▶ REQUIRED WORK:
Omit the images, then print each record below exactly as it reads.
## Start LISTED RECORDS
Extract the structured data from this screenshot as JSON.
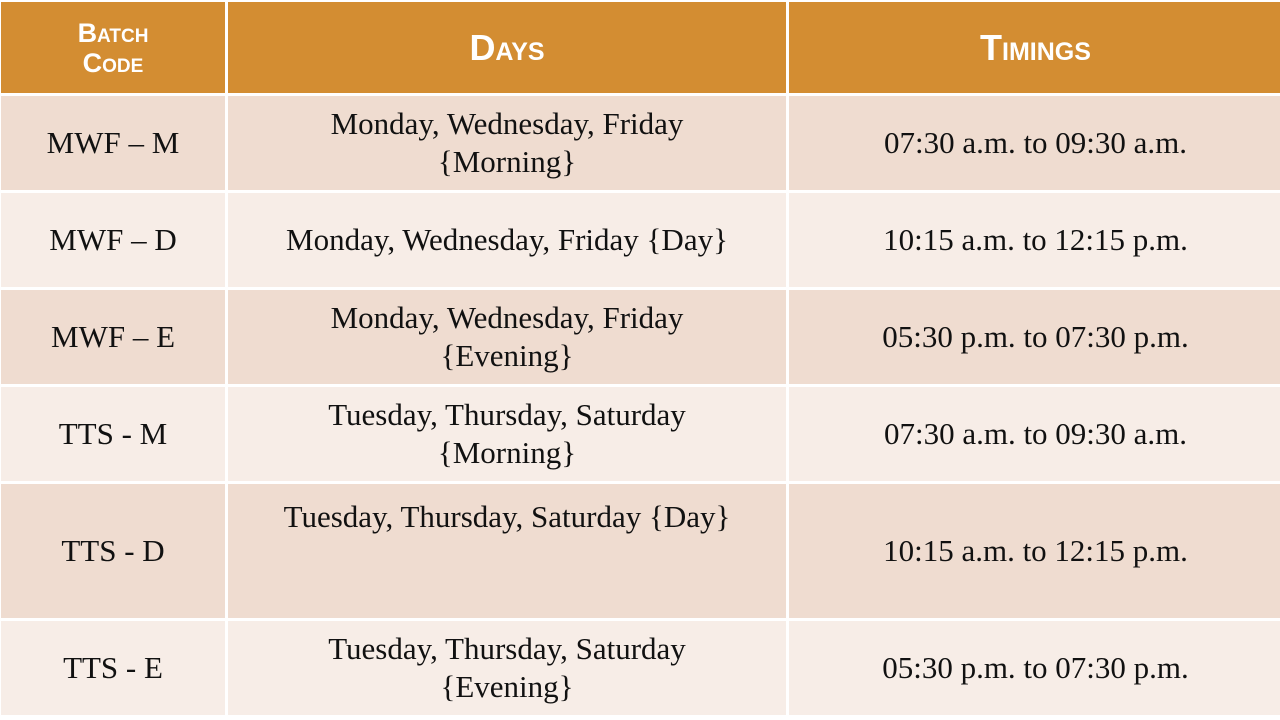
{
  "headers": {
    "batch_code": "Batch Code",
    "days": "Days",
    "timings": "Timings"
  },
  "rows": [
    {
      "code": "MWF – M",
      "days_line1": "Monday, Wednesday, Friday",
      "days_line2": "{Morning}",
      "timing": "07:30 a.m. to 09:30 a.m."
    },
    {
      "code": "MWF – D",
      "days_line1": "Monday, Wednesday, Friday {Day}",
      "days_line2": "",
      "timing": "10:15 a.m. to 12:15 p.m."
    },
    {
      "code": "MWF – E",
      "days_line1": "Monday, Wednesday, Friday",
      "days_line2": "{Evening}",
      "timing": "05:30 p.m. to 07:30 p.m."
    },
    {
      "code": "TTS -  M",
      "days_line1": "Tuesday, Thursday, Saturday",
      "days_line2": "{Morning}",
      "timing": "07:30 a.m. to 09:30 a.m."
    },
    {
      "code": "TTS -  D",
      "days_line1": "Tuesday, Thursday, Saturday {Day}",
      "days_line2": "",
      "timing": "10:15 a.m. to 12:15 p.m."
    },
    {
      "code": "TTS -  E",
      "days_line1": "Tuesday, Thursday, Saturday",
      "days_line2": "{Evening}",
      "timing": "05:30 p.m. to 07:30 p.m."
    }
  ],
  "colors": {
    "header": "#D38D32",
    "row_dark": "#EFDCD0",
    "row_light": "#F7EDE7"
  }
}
## End LISTED RECORDS
▶ RESULT FOR THIS EXERCISE:
Extract the structured data from this screenshot as JSON.
{
  "headers": {
    "batch_code": "Batch Code",
    "days": "Days",
    "timings": "Timings"
  },
  "rows": [
    {
      "code": "MWF – M",
      "days_line1": "Monday, Wednesday, Friday",
      "days_line2": "{Morning}",
      "timing": "07:30 a.m. to 09:30 a.m."
    },
    {
      "code": "MWF – D",
      "days_line1": "Monday, Wednesday, Friday {Day}",
      "days_line2": "",
      "timing": "10:15 a.m. to 12:15 p.m."
    },
    {
      "code": "MWF – E",
      "days_line1": "Monday, Wednesday, Friday",
      "days_line2": "{Evening}",
      "timing": "05:30 p.m. to 07:30 p.m."
    },
    {
      "code": "TTS -  M",
      "days_line1": "Tuesday, Thursday, Saturday",
      "days_line2": "{Morning}",
      "timing": "07:30 a.m. to 09:30 a.m."
    },
    {
      "code": "TTS -  D",
      "days_line1": "Tuesday, Thursday, Saturday {Day}",
      "days_line2": "",
      "timing": "10:15 a.m. to 12:15 p.m."
    },
    {
      "code": "TTS -  E",
      "days_line1": "Tuesday, Thursday, Saturday",
      "days_line2": "{Evening}",
      "timing": "05:30 p.m. to 07:30 p.m."
    }
  ],
  "colors": {
    "header": "#D38D32",
    "row_dark": "#EFDCD0",
    "row_light": "#F7EDE7"
  }
}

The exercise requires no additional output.